* BEGIN Supplied information *

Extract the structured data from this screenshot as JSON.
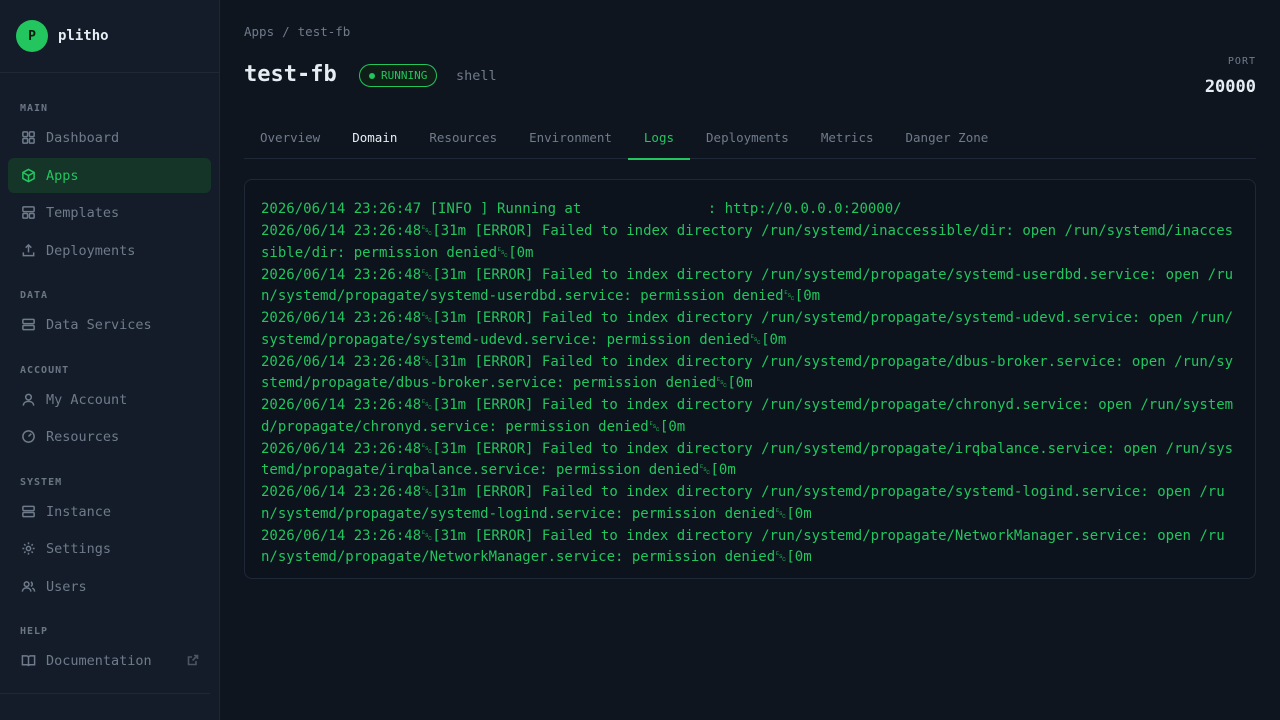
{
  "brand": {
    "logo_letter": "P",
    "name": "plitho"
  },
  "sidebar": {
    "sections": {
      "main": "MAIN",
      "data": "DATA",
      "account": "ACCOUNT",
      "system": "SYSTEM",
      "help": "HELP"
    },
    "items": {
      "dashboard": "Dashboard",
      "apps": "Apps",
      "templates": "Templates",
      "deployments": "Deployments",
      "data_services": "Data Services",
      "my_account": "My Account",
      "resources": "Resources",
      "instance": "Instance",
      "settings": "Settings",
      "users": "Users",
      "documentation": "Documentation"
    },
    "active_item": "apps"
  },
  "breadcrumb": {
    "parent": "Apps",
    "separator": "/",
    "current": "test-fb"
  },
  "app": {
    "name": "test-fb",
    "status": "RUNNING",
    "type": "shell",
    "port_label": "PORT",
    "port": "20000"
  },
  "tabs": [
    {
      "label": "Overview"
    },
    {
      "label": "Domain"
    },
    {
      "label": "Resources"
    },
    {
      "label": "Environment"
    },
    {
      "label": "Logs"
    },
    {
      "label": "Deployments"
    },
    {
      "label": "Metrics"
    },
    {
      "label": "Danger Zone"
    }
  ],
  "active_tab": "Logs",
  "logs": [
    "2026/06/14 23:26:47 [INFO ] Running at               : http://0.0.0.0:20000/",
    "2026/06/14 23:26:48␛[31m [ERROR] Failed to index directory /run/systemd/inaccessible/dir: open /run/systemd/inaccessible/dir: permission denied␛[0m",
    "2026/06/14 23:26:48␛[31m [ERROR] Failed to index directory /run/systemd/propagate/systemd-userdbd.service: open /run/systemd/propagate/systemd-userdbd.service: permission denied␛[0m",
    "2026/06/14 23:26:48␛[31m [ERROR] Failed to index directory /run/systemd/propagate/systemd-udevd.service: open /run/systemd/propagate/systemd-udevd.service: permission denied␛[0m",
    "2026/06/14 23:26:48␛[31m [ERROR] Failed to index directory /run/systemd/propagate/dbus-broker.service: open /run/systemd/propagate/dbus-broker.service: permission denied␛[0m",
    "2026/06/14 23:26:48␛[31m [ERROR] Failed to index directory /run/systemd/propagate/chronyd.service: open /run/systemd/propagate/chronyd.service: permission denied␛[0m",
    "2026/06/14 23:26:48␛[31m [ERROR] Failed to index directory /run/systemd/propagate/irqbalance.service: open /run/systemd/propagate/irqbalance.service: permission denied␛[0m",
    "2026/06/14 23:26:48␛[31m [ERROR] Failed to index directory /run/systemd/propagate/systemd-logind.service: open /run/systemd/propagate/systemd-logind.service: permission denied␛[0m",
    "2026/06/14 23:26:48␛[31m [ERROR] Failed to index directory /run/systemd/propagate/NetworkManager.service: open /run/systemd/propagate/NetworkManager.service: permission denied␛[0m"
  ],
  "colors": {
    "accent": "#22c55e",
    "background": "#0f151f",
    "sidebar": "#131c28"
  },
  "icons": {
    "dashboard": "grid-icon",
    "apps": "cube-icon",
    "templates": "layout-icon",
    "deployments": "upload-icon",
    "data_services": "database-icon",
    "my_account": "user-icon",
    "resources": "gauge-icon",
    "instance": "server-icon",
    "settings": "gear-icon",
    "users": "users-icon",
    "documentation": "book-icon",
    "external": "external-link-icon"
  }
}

* END Supplied information *

> [Directive]
Read the entries and select each line where the word "documentation" is found.

> [Written response]
      "documentation": "Documentation"
    "documentation": "book-icon",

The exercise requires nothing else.